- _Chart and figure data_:
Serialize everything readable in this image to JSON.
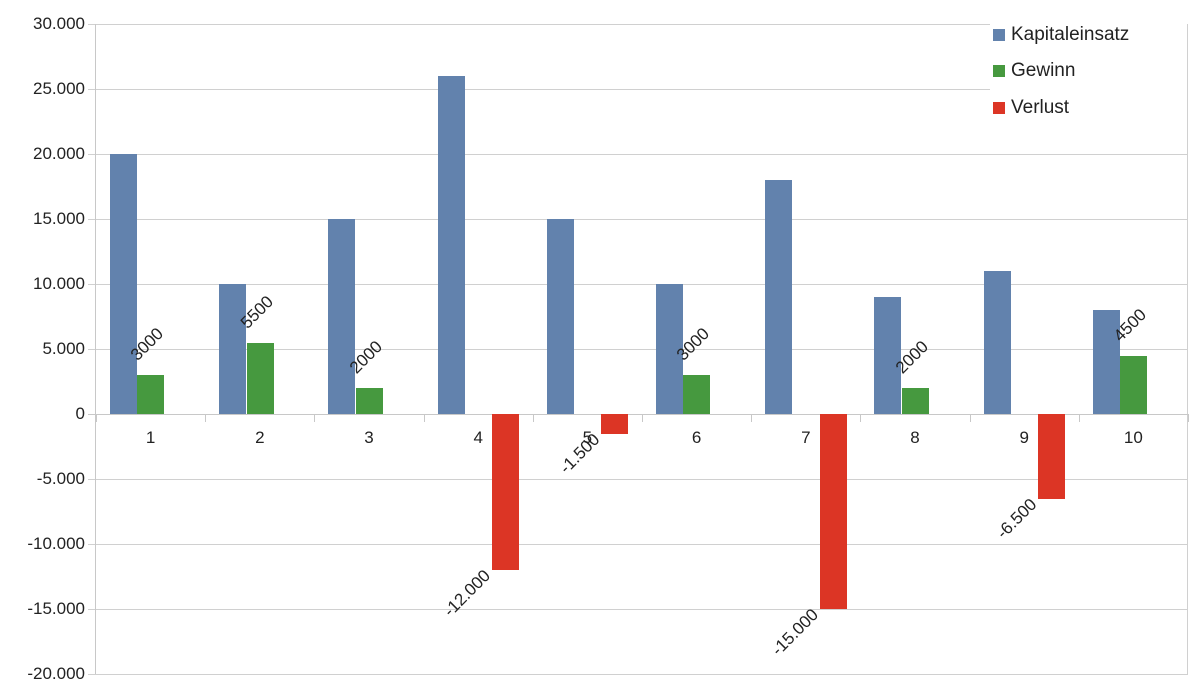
{
  "chart_data": {
    "type": "bar",
    "title": "",
    "xlabel": "",
    "ylabel": "",
    "categories": [
      "1",
      "2",
      "3",
      "4",
      "5",
      "6",
      "7",
      "8",
      "9",
      "10"
    ],
    "series": [
      {
        "name": "Kapitaleinsatz",
        "color": "#6282ad",
        "values": [
          20000,
          10000,
          15000,
          26000,
          15000,
          10000,
          18000,
          9000,
          11000,
          8000
        ],
        "labels": [
          null,
          null,
          null,
          null,
          null,
          null,
          null,
          null,
          null,
          null
        ]
      },
      {
        "name": "Gewinn",
        "color": "#46993f",
        "values": [
          3000,
          5500,
          2000,
          null,
          null,
          3000,
          null,
          2000,
          null,
          4500
        ],
        "labels": [
          "3000",
          "5500",
          "2000",
          null,
          null,
          "3000",
          null,
          "2000",
          null,
          "4500"
        ]
      },
      {
        "name": "Verlust",
        "color": "#dc3525",
        "values": [
          null,
          null,
          null,
          -12000,
          -1500,
          null,
          -15000,
          null,
          -6500,
          null
        ],
        "labels": [
          null,
          null,
          null,
          "-12.000",
          "-1.500",
          null,
          "-15.000",
          null,
          "-6.500",
          null
        ]
      }
    ],
    "ylim": [
      -20000,
      30000
    ],
    "yticks": [
      30000,
      25000,
      20000,
      15000,
      10000,
      5000,
      0,
      -5000,
      -10000,
      -15000,
      -20000
    ],
    "ytick_labels": [
      "30.000",
      "25.000",
      "20.000",
      "15.000",
      "10.000",
      "5.000",
      "0",
      "-5.000",
      "-10.000",
      "-15.000",
      "-20.000"
    ],
    "grid": true,
    "legend_position": "top-right"
  }
}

- _TO BE DONE_: Leave out the pictures and copy every record above exactly.

- _ANSWER BELOW_:
Serialize everything readable in this image to JSON.
{
  "chart_data": {
    "type": "bar",
    "title": "",
    "xlabel": "",
    "ylabel": "",
    "categories": [
      "1",
      "2",
      "3",
      "4",
      "5",
      "6",
      "7",
      "8",
      "9",
      "10"
    ],
    "series": [
      {
        "name": "Kapitaleinsatz",
        "color": "#6282ad",
        "values": [
          20000,
          10000,
          15000,
          26000,
          15000,
          10000,
          18000,
          9000,
          11000,
          8000
        ],
        "labels": [
          null,
          null,
          null,
          null,
          null,
          null,
          null,
          null,
          null,
          null
        ]
      },
      {
        "name": "Gewinn",
        "color": "#46993f",
        "values": [
          3000,
          5500,
          2000,
          null,
          null,
          3000,
          null,
          2000,
          null,
          4500
        ],
        "labels": [
          "3000",
          "5500",
          "2000",
          null,
          null,
          "3000",
          null,
          "2000",
          null,
          "4500"
        ]
      },
      {
        "name": "Verlust",
        "color": "#dc3525",
        "values": [
          null,
          null,
          null,
          -12000,
          -1500,
          null,
          -15000,
          null,
          -6500,
          null
        ],
        "labels": [
          null,
          null,
          null,
          "-12.000",
          "-1.500",
          null,
          "-15.000",
          null,
          "-6.500",
          null
        ]
      }
    ],
    "ylim": [
      -20000,
      30000
    ],
    "yticks": [
      30000,
      25000,
      20000,
      15000,
      10000,
      5000,
      0,
      -5000,
      -10000,
      -15000,
      -20000
    ],
    "ytick_labels": [
      "30.000",
      "25.000",
      "20.000",
      "15.000",
      "10.000",
      "5.000",
      "0",
      "-5.000",
      "-10.000",
      "-15.000",
      "-20.000"
    ],
    "grid": true,
    "legend_position": "top-right"
  }
}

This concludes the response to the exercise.